Verordening 2021/1068 - Wijziging van Verordening (EU) 2016/1628 wat de overgangsbepalingen ervan betreft voor bepaalde machines die zijn uitgerust met motoren in de vermogensgroep van ten minste 56 kW en minder dan 130 kW, of de vermogensgroep van ten minste 300 kW, met het oog op het aanpakken van de gevolgen van de COVID-19-crisis

1.

Wettekst

30.6.2021   

NL

Publicatieblad van de Europese Unie

L 230/1

 

VERORDENING (EU) 2021/1068 VAN HET EUROPEES PARLEMENT EN DE RAAD

van 24 juni 2021

tot wijziging van Verordening (EU) 2016/1628 wat de overgangsbepalingen ervan betreft voor bepaalde machines die zijn uitgerust met motoren in de vermogensgroep van ten minste 56 kW en minder dan 130 kW, of de vermogensgroep van ten minste 300 kW, met het oog op het aanpakken van de gevolgen van de COVID-19-crisis

(Voor de EER relevante tekst)

- Gegevens voor het voorspellen van begrenzingskaders -
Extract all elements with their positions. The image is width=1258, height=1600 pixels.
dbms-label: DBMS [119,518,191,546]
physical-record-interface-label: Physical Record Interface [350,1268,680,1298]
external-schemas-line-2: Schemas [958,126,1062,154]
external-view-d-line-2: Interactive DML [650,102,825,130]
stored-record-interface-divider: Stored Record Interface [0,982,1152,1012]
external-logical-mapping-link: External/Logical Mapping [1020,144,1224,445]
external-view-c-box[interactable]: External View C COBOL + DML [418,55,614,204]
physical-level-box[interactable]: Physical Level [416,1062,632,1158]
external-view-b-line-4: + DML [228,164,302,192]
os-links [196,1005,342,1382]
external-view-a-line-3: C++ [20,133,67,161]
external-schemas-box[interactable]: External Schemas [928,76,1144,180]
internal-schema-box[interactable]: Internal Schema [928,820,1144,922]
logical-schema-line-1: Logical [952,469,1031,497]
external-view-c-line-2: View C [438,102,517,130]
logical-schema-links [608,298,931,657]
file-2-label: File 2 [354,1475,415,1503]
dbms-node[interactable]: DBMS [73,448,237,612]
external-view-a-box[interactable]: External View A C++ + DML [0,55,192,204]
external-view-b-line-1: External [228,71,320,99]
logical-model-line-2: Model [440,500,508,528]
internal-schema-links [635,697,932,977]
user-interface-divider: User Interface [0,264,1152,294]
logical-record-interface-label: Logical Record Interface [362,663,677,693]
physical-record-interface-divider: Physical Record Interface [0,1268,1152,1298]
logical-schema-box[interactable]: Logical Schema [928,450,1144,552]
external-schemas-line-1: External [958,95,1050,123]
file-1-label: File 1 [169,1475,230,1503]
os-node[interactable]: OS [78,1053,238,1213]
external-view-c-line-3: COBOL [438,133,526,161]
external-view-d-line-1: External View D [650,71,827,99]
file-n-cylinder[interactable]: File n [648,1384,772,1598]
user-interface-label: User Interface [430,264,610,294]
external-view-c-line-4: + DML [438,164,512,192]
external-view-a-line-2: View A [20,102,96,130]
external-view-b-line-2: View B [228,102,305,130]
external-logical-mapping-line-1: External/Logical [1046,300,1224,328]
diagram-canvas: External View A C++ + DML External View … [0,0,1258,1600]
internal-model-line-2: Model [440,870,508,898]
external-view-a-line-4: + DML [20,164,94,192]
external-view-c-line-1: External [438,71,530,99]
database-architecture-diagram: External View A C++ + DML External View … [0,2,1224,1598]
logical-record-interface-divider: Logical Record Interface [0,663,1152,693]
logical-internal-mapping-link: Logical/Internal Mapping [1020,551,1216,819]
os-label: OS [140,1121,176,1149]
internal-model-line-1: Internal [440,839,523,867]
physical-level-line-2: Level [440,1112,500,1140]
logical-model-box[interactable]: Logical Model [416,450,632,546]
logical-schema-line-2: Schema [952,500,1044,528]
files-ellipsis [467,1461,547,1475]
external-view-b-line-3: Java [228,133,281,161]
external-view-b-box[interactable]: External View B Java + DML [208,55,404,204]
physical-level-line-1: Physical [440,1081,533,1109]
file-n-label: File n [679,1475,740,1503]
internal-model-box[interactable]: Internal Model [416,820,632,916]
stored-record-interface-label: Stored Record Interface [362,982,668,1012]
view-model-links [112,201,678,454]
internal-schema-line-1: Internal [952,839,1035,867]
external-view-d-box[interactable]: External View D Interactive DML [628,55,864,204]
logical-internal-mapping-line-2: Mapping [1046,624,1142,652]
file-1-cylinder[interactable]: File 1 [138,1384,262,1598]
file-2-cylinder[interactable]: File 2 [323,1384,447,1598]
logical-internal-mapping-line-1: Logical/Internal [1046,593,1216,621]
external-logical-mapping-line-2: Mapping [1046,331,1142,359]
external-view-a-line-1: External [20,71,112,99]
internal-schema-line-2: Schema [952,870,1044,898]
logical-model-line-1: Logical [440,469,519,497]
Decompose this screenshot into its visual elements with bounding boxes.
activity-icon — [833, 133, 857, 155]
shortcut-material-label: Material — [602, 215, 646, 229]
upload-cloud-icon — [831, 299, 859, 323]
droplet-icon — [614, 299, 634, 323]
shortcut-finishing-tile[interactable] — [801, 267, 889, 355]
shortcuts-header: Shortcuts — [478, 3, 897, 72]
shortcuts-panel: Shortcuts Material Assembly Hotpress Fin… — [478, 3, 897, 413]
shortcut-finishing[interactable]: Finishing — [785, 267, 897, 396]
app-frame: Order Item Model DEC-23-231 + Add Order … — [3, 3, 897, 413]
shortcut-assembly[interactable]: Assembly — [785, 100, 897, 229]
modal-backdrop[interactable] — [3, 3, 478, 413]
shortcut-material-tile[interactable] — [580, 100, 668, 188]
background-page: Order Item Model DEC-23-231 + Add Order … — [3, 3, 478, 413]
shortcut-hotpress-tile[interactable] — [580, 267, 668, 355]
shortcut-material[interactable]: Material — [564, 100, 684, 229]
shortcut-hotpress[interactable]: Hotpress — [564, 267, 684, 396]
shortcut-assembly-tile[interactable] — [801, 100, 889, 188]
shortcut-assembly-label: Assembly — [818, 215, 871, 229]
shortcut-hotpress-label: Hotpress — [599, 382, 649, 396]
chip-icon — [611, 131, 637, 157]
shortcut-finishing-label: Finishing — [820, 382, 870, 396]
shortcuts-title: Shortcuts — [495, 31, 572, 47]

- OPDRACHT 1 -
Schrijf de tekst over Verordening 2021/1068 over van "VERORDENING (EU) 2021/1068" tot "EER relevante tekst)" en wijzig daarbij "COVID-19-crisis" in "coronacrisis".
- OPDRACHT 2 -
Geef bij elke bewering aan of ze klopt met de tekst over Verordening 2021/1068. Antwoord met ja of nee en citeer letterlijk de woorden uit de tekst die dat bepalen.
(a) De verordening dateert van 24 juni 2021.
(b) De verordening is alleen door de Raad vastgesteld.
(c) De verordening betreft onder meer machines met motoren in de vermogensgroep van ten minste 300 kW.

- ANTWOORD 1 -
VERORDENING (EU) 2021/1068 VAN HET EUROPEES PARLEMENT EN DE RAAD

van 24 juni 2021

tot wijziging van Verordening (EU) 2016/1628 wat de overgangsbepalingen ervan betreft voor bepaalde machines die zijn uitgerust met motoren in de vermogensgroep van ten minste 56 kW en minder dan 130 kW, of de vermogensgroep van ten minste 300 kW, met het oog op het aanpakken van de gevolgen van de coronacrisis

(Voor de EER relevante tekst)

- ANTWOORD 2 -
(a) Ja: "van 24 juni 2021".
(b) Nee: "VAN HET EUROPEES PARLEMENT EN DE RAAD".
(c) Ja: "of de vermogensgroep van ten minste 300 kW".